● **Objective**
From the line with "Convert this screenshot" down to the final line of the material below, quote every line exactly and leave out all lines before it.

>> Start Data lines

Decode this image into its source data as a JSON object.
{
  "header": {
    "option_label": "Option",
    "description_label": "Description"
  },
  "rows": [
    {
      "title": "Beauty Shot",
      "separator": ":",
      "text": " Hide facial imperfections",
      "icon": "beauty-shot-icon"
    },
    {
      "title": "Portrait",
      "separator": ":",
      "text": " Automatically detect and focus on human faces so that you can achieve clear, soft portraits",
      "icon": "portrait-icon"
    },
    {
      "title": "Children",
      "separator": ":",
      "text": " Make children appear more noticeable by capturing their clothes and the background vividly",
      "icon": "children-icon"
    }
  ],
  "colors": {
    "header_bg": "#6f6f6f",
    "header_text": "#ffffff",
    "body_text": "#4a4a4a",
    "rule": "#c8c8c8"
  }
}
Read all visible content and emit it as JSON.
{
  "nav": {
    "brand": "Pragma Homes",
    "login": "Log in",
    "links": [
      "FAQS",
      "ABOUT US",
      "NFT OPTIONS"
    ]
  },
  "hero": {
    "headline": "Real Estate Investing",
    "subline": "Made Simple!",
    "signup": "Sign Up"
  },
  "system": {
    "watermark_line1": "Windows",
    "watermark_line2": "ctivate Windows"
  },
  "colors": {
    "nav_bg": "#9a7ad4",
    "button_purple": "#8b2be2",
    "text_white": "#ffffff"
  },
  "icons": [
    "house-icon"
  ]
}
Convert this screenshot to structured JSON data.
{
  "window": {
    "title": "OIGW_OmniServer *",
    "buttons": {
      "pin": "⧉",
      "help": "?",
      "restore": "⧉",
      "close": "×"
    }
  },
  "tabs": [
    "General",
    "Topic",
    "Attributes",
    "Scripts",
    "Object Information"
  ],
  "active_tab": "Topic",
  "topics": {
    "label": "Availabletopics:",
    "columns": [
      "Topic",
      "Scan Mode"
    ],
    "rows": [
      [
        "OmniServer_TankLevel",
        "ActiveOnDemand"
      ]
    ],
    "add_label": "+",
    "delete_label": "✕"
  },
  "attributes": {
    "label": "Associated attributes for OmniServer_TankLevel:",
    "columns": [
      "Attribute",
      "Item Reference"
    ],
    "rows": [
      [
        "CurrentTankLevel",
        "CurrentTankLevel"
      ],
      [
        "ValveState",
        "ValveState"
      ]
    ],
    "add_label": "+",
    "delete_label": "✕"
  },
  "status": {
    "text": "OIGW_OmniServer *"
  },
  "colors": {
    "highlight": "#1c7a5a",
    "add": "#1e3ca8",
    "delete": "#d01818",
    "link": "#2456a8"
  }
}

>> End Data lines

● **Answer**
Convert this screenshot to structured JSON data.
{
  "window": {
    "title": "OIGW_OmniServer *",
    "buttons": {
      "pin": "⧉",
      "help": "?",
      "restore": "⧉",
      "close": "×"
    }
  },
  "tabs": [
    "General",
    "Topic",
    "Attributes",
    "Scripts",
    "Object Information"
  ],
  "active_tab": "Topic",
  "topics": {
    "label": "Availabletopics:",
    "columns": [
      "Topic",
      "Scan Mode"
    ],
    "rows": [
      [
        "OmniServer_TankLevel",
        "ActiveOnDemand"
      ]
    ],
    "add_label": "+",
    "delete_label": "✕"
  },
  "attributes": {
    "label": "Associated attributes for OmniServer_TankLevel:",
    "columns": [
      "Attribute",
      "Item Reference"
    ],
    "rows": [
      [
        "CurrentTankLevel",
        "CurrentTankLevel"
      ],
      [
        "ValveState",
        "ValveState"
      ]
    ],
    "add_label": "+",
    "delete_label": "✕"
  },
  "status": {
    "text": "OIGW_OmniServer *"
  },
  "colors": {
    "highlight": "#1c7a5a",
    "add": "#1e3ca8",
    "delete": "#d01818",
    "link": "#2456a8"
  }
}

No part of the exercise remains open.